What to produce
Write out every entry exactly as given, but omit the pictures.

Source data
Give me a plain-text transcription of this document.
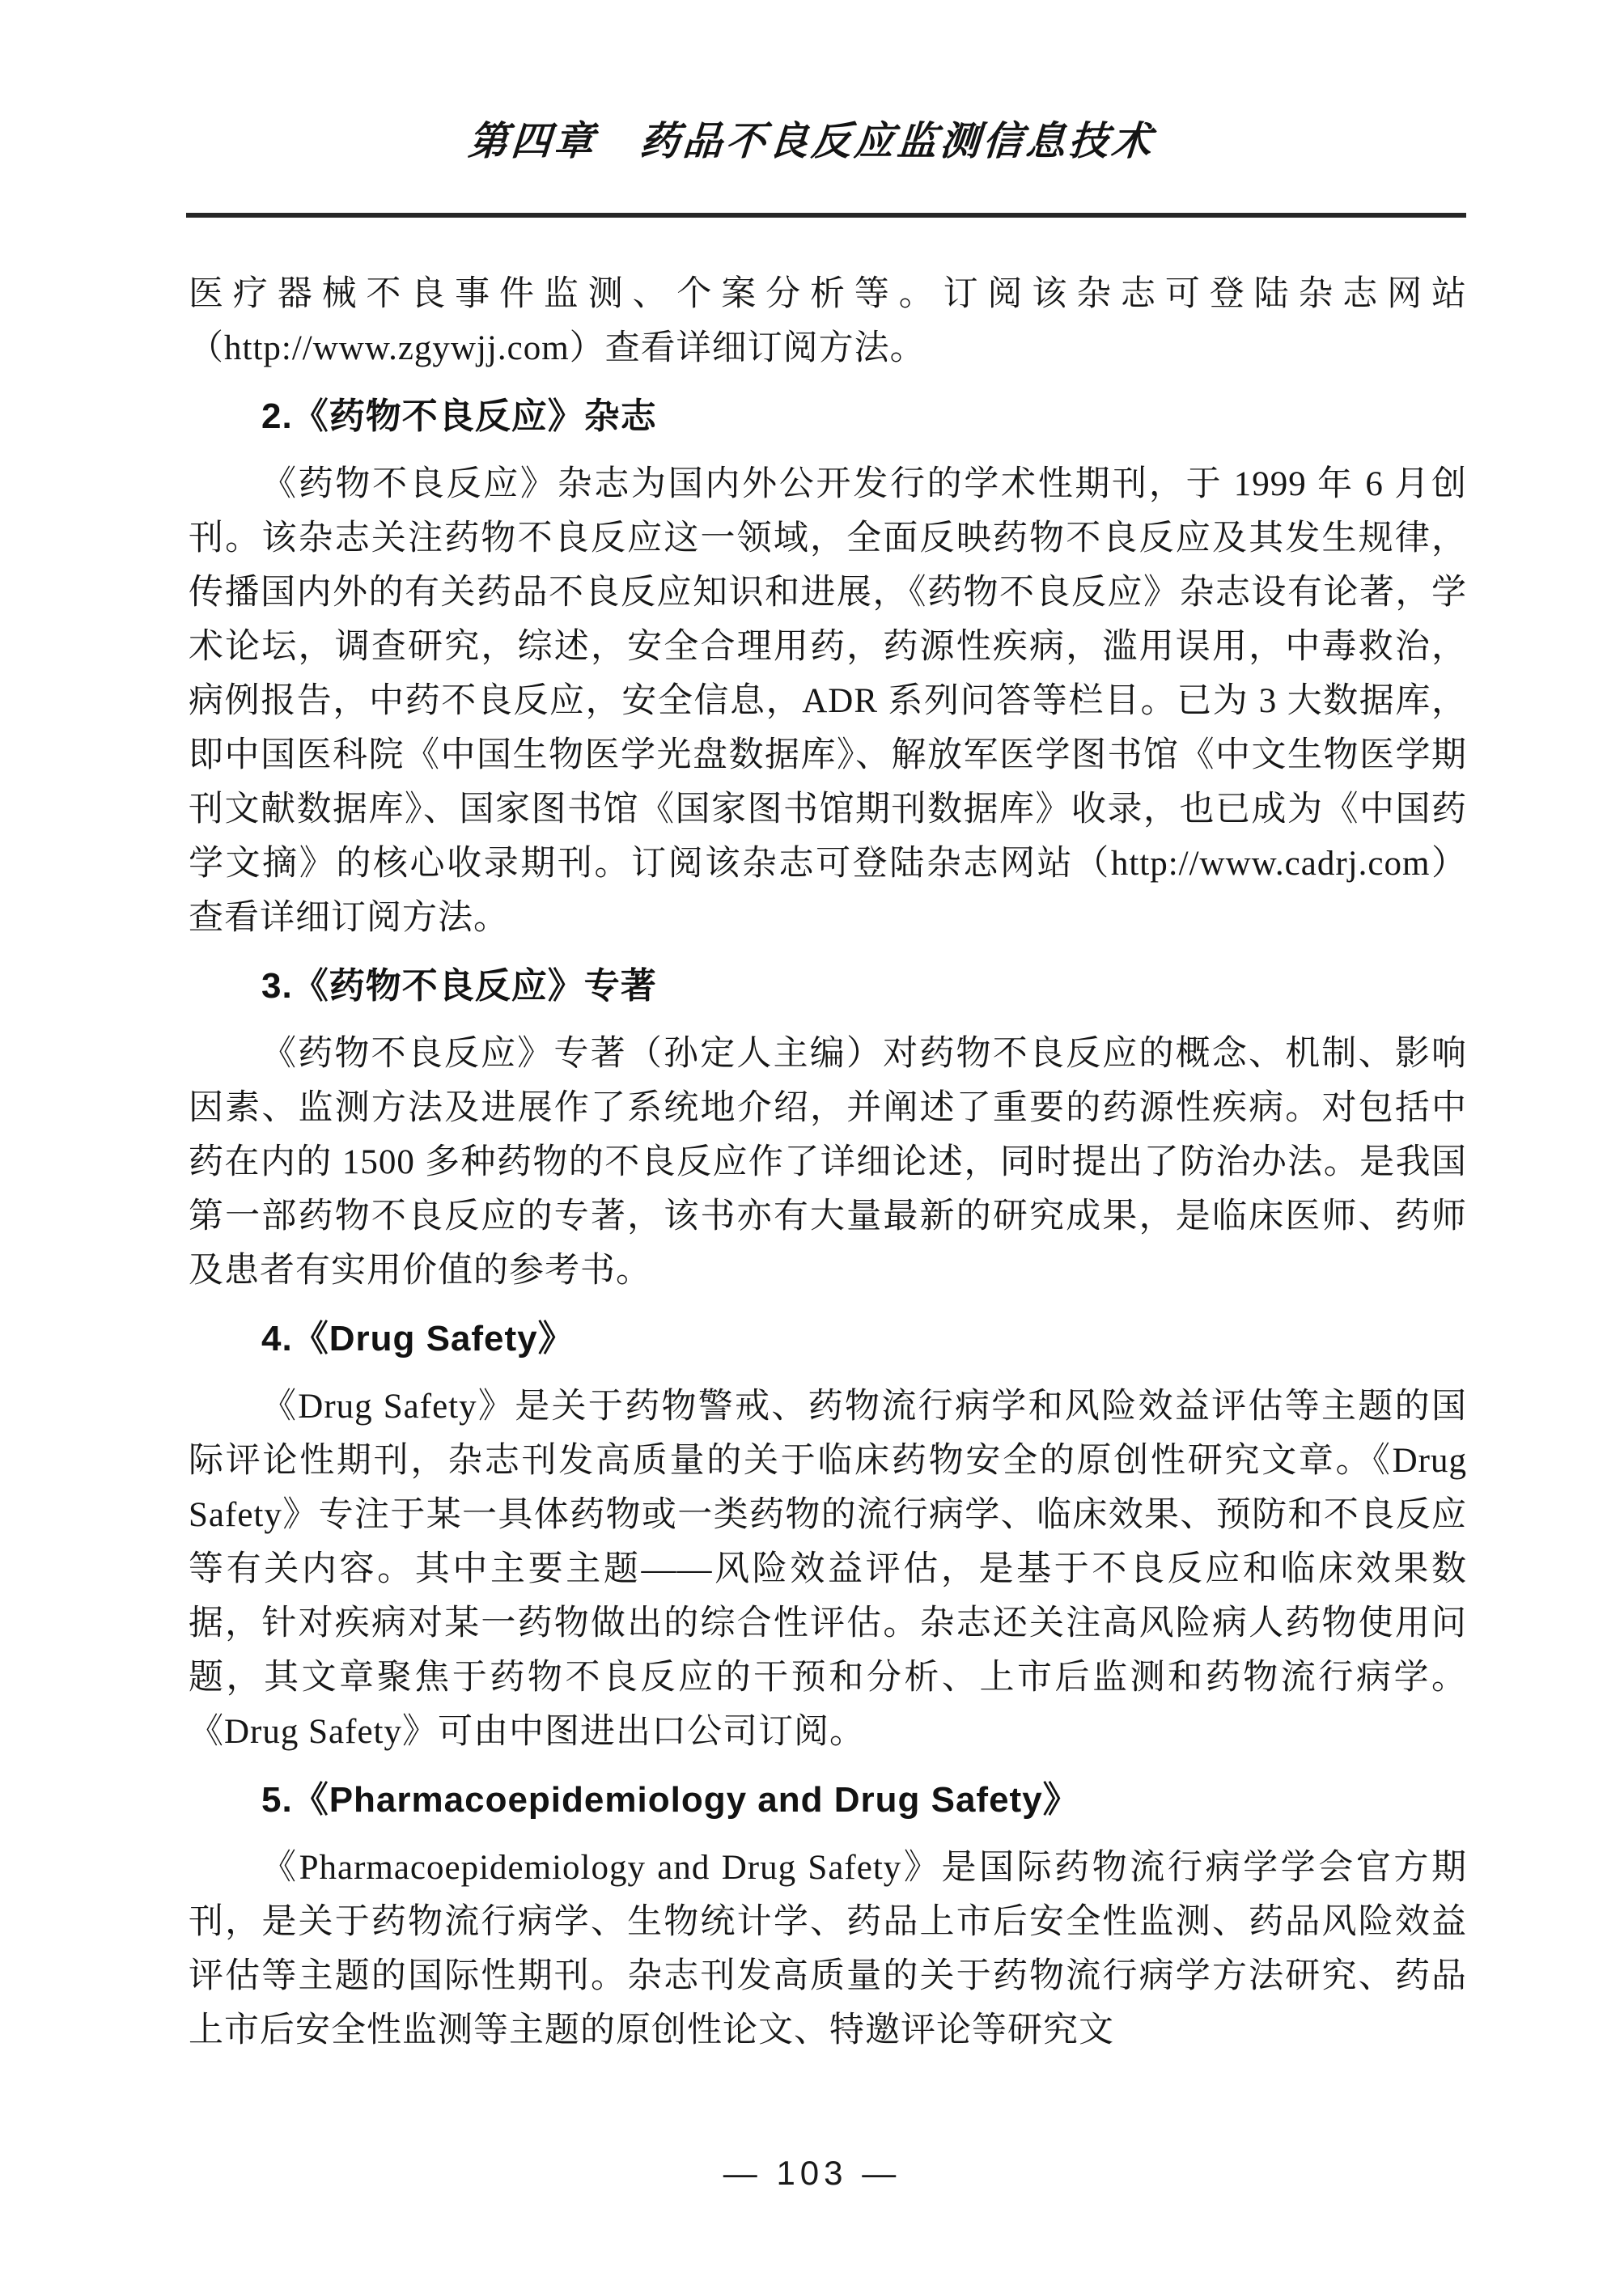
第四章　药品不良反应监测信息技术

医疗器械不良事件监测、个案分析等。订阅该杂志可登陆杂志网站（http://www.zgywjj.com）查看详细订阅方法。

2.《药物不良反应》杂志

《药物不良反应》杂志为国内外公开发行的学术性期刊，于 1999 年 6 月创刊。该杂志关注药物不良反应这一领域，全面反映药物不良反应及其发生规律，传播国内外的有关药品不良反应知识和进展，《药物不良反应》杂志设有论著，学术论坛，调查研究，综述，安全合理用药，药源性疾病，滥用误用，中毒救治，病例报告，中药不良反应，安全信息，ADR 系列问答等栏目。已为 3 大数据库，即中国医科院《中国生物医学光盘数据库》、解放军医学图书馆《中文生物医学期刊文献数据库》、国家图书馆《国家图书馆期刊数据库》收录，也已成为《中国药学文摘》的核心收录期刊。订阅该杂志可登陆杂志网站（http://www.cadrj.com）查看详细订阅方法。

3.《药物不良反应》专著

《药物不良反应》专著（孙定人主编）对药物不良反应的概念、机制、影响因素、监测方法及进展作了系统地介绍，并阐述了重要的药源性疾病。对包括中药在内的 1500 多种药物的不良反应作了详细论述，同时提出了防治办法。是我国第一部药物不良反应的专著，该书亦有大量最新的研究成果，是临床医师、药师及患者有实用价值的参考书。

4.《Drug Safety》

《Drug Safety》是关于药物警戒、药物流行病学和风险效益评估等主题的国际评论性期刊，杂志刊发高质量的关于临床药物安全的原创性研究文章。《Drug Safety》专注于某一具体药物或一类药物的流行病学、临床效果、预防和不良反应等有关内容。其中主要主题——风险效益评估，是基于不良反应和临床效果数据，针对疾病对某一药物做出的综合性评估。杂志还关注高风险病人药物使用问题，其文章聚焦于药物不良反应的干预和分析、上市后监测和药物流行病学。《Drug Safety》可由中图进出口公司订阅。

5.《Pharmacoepidemiology and Drug Safety》

《Pharmacoepidemiology and Drug Safety》是国际药物流行病学学会官方期刊，是关于药物流行病学、生物统计学、药品上市后安全性监测、药品风险效益评估等主题的国际性期刊。杂志刊发高质量的关于药物流行病学方法研究、药品上市后安全性监测等主题的原创性论文、特邀评论等研究文

— 103 —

Task answer
Give me a plain-text transcription of this document.
第四章　药品不良反应监测信息技术

医疗器械不良事件监测、个案分析等。订阅该杂志可登陆杂志网站（http://www.zgywjj.com）查看详细订阅方法。

2.《药物不良反应》杂志

《药物不良反应》杂志为国内外公开发行的学术性期刊，于 1999 年 6 月创刊。该杂志关注药物不良反应这一领域，全面反映药物不良反应及其发生规律，传播国内外的有关药品不良反应知识和进展，《药物不良反应》杂志设有论著，学术论坛，调查研究，综述，安全合理用药，药源性疾病，滥用误用，中毒救治，病例报告，中药不良反应，安全信息，ADR 系列问答等栏目。已为 3 大数据库，即中国医科院《中国生物医学光盘数据库》、解放军医学图书馆《中文生物医学期刊文献数据库》、国家图书馆《国家图书馆期刊数据库》收录，也已成为《中国药学文摘》的核心收录期刊。订阅该杂志可登陆杂志网站（http://www.cadrj.com）查看详细订阅方法。

3.《药物不良反应》专著

《药物不良反应》专著（孙定人主编）对药物不良反应的概念、机制、影响因素、监测方法及进展作了系统地介绍，并阐述了重要的药源性疾病。对包括中药在内的 1500 多种药物的不良反应作了详细论述，同时提出了防治办法。是我国第一部药物不良反应的专著，该书亦有大量最新的研究成果，是临床医师、药师及患者有实用价值的参考书。

4.《Drug Safety》

《Drug Safety》是关于药物警戒、药物流行病学和风险效益评估等主题的国际评论性期刊，杂志刊发高质量的关于临床药物安全的原创性研究文章。《Drug Safety》专注于某一具体药物或一类药物的流行病学、临床效果、预防和不良反应等有关内容。其中主要主题——风险效益评估，是基于不良反应和临床效果数据，针对疾病对某一药物做出的综合性评估。杂志还关注高风险病人药物使用问题，其文章聚焦于药物不良反应的干预和分析、上市后监测和药物流行病学。《Drug Safety》可由中图进出口公司订阅。

5.《Pharmacoepidemiology and Drug Safety》

《Pharmacoepidemiology and Drug Safety》是国际药物流行病学学会官方期刊，是关于药物流行病学、生物统计学、药品上市后安全性监测、药品风险效益评估等主题的国际性期刊。杂志刊发高质量的关于药物流行病学方法研究、药品上市后安全性监测等主题的原创性论文、特邀评论等研究文

— 103 —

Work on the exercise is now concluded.